**REQUIREMENT**
Restate the whole listing word for word. Pictures are left out.

**RECORDS SHOWN**
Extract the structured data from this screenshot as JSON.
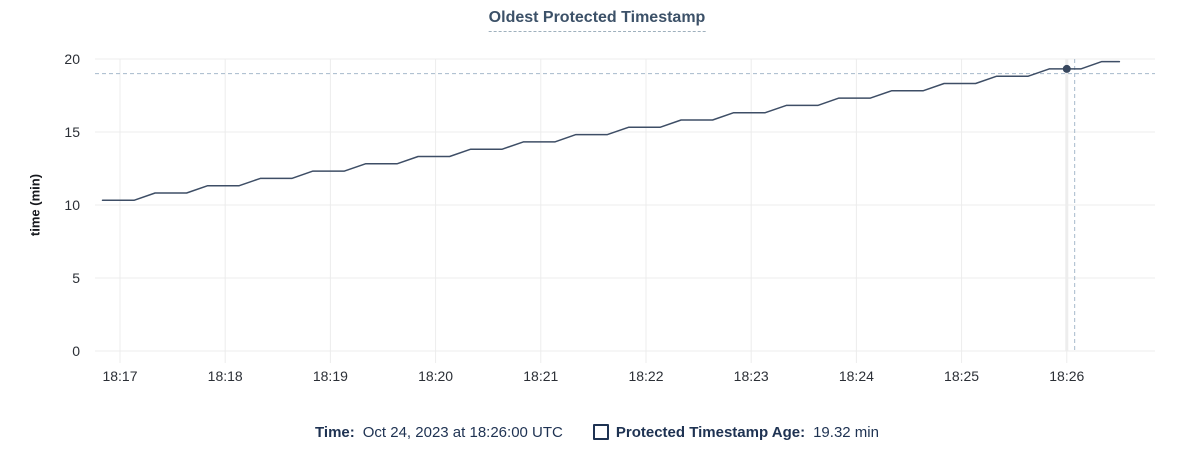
{
  "chart_data": {
    "type": "line",
    "title": "Oldest Protected Timestamp",
    "ylabel": "time (min)",
    "xlabel": "",
    "ylim": [
      0,
      20
    ],
    "grid": true,
    "y_ticks": [
      0,
      5,
      10,
      15,
      20
    ],
    "x_ticks": [
      {
        "t": 10,
        "label": "18:17"
      },
      {
        "t": 70,
        "label": "18:18"
      },
      {
        "t": 130,
        "label": "18:19"
      },
      {
        "t": 190,
        "label": "18:20"
      },
      {
        "t": 250,
        "label": "18:21"
      },
      {
        "t": 310,
        "label": "18:22"
      },
      {
        "t": 370,
        "label": "18:23"
      },
      {
        "t": 430,
        "label": "18:24"
      },
      {
        "t": 490,
        "label": "18:25"
      },
      {
        "t": 550,
        "label": "18:26"
      }
    ],
    "t_unit": "seconds since left edge of plot (left edge ~18:16:50, right edge ~18:26:30)",
    "series": [
      {
        "name": "Protected Timestamp Age",
        "unit": "min",
        "points": [
          [
            0,
            10.32
          ],
          [
            18,
            10.32
          ],
          [
            30,
            10.82
          ],
          [
            48,
            10.82
          ],
          [
            60,
            11.32
          ],
          [
            78,
            11.32
          ],
          [
            90,
            11.82
          ],
          [
            108,
            11.82
          ],
          [
            120,
            12.32
          ],
          [
            138,
            12.32
          ],
          [
            150,
            12.82
          ],
          [
            168,
            12.82
          ],
          [
            180,
            13.32
          ],
          [
            198,
            13.32
          ],
          [
            210,
            13.82
          ],
          [
            228,
            13.82
          ],
          [
            240,
            14.32
          ],
          [
            258,
            14.32
          ],
          [
            270,
            14.82
          ],
          [
            288,
            14.82
          ],
          [
            300,
            15.32
          ],
          [
            318,
            15.32
          ],
          [
            330,
            15.82
          ],
          [
            348,
            15.82
          ],
          [
            360,
            16.32
          ],
          [
            378,
            16.32
          ],
          [
            390,
            16.82
          ],
          [
            408,
            16.82
          ],
          [
            420,
            17.32
          ],
          [
            438,
            17.32
          ],
          [
            450,
            17.82
          ],
          [
            468,
            17.82
          ],
          [
            480,
            18.32
          ],
          [
            498,
            18.32
          ],
          [
            510,
            18.82
          ],
          [
            528,
            18.82
          ],
          [
            540,
            19.32
          ],
          [
            550,
            19.32
          ],
          [
            558,
            19.32
          ],
          [
            570,
            19.82
          ],
          [
            580,
            19.82
          ]
        ]
      }
    ],
    "highlight_point": {
      "t": 550,
      "value": 19.32,
      "x_label": "18:26"
    },
    "crosshair": {
      "t": 554.5,
      "value": 19.0
    },
    "legend_position": "bottom-center"
  },
  "legend": {
    "time_label": "Time:",
    "time_value": "Oct 24, 2023 at 18:26:00 UTC",
    "series_label": "Protected Timestamp Age:",
    "series_value": "19.32 min"
  },
  "colors": {
    "line": "#3e4e66",
    "dot": "#38485f",
    "grid": "#ececec",
    "focus_band": "#ededed",
    "crosshair": "#a6b9cb",
    "axis_text": "#2b2f36",
    "title_text": "#3c5168",
    "title_underline": "#9fb0bd",
    "legend_text": "#1e3252"
  }
}
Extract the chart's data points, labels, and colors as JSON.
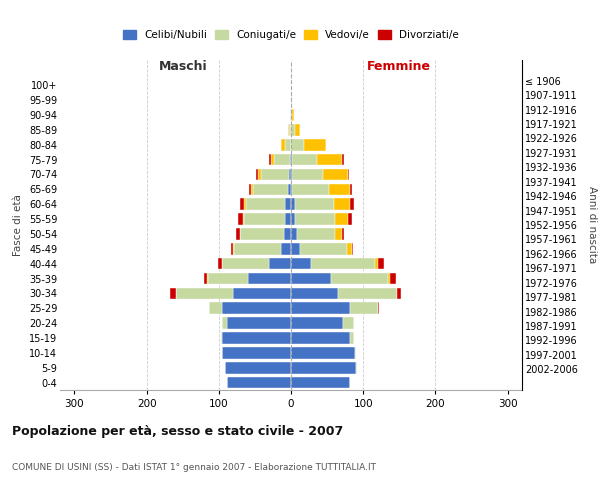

**IN RESPONSE**
Extract the structured data from this screenshot as JSON.
{
  "chart_data": {
    "type": "line",
    "title": "Oldest Protected Timestamp",
    "ylabel": "time (min)",
    "xlabel": "",
    "ylim": [
      0,
      20
    ],
    "grid": true,
    "y_ticks": [
      0,
      5,
      10,
      15,
      20
    ],
    "x_ticks": [
      {
        "t": 10,
        "label": "18:17"
      },
      {
        "t": 70,
        "label": "18:18"
      },
      {
        "t": 130,
        "label": "18:19"
      },
      {
        "t": 190,
        "label": "18:20"
      },
      {
        "t": 250,
        "label": "18:21"
      },
      {
        "t": 310,
        "label": "18:22"
      },
      {
        "t": 370,
        "label": "18:23"
      },
      {
        "t": 430,
        "label": "18:24"
      },
      {
        "t": 490,
        "label": "18:25"
      },
      {
        "t": 550,
        "label": "18:26"
      }
    ],
    "t_unit": "seconds since left edge of plot (left edge ~18:16:50, right edge ~18:26:30)",
    "series": [
      {
        "name": "Protected Timestamp Age",
        "unit": "min",
        "points": [
          [
            0,
            10.32
          ],
          [
            18,
            10.32
          ],
          [
            30,
            10.82
          ],
          [
            48,
            10.82
          ],
          [
            60,
            11.32
          ],
          [
            78,
            11.32
          ],
          [
            90,
            11.82
          ],
          [
            108,
            11.82
          ],
          [
            120,
            12.32
          ],
          [
            138,
            12.32
          ],
          [
            150,
            12.82
          ],
          [
            168,
            12.82
          ],
          [
            180,
            13.32
          ],
          [
            198,
            13.32
          ],
          [
            210,
            13.82
          ],
          [
            228,
            13.82
          ],
          [
            240,
            14.32
          ],
          [
            258,
            14.32
          ],
          [
            270,
            14.82
          ],
          [
            288,
            14.82
          ],
          [
            300,
            15.32
          ],
          [
            318,
            15.32
          ],
          [
            330,
            15.82
          ],
          [
            348,
            15.82
          ],
          [
            360,
            16.32
          ],
          [
            378,
            16.32
          ],
          [
            390,
            16.82
          ],
          [
            408,
            16.82
          ],
          [
            420,
            17.32
          ],
          [
            438,
            17.32
          ],
          [
            450,
            17.82
          ],
          [
            468,
            17.82
          ],
          [
            480,
            18.32
          ],
          [
            498,
            18.32
          ],
          [
            510,
            18.82
          ],
          [
            528,
            18.82
          ],
          [
            540,
            19.32
          ],
          [
            550,
            19.32
          ],
          [
            558,
            19.32
          ],
          [
            570,
            19.82
          ],
          [
            580,
            19.82
          ]
        ]
      }
    ],
    "highlight_point": {
      "t": 550,
      "value": 19.32,
      "x_label": "18:26"
    },
    "crosshair": {
      "t": 554.5,
      "value": 19.0
    },
    "legend_position": "bottom-center"
  },
  "legend": {
    "time_label": "Time:",
    "time_value": "Oct 24, 2023 at 18:26:00 UTC",
    "series_label": "Protected Timestamp Age:",
    "series_value": "19.32 min"
  },
  "colors": {
    "line": "#3e4e66",
    "dot": "#38485f",
    "grid": "#ececec",
    "focus_band": "#ededed",
    "crosshair": "#a6b9cb",
    "axis_text": "#2b2f36",
    "title_text": "#3c5168",
    "title_underline": "#9fb0bd",
    "legend_text": "#1e3252"
  }
}
Extract the chart's data points, labels, and colors as JSON.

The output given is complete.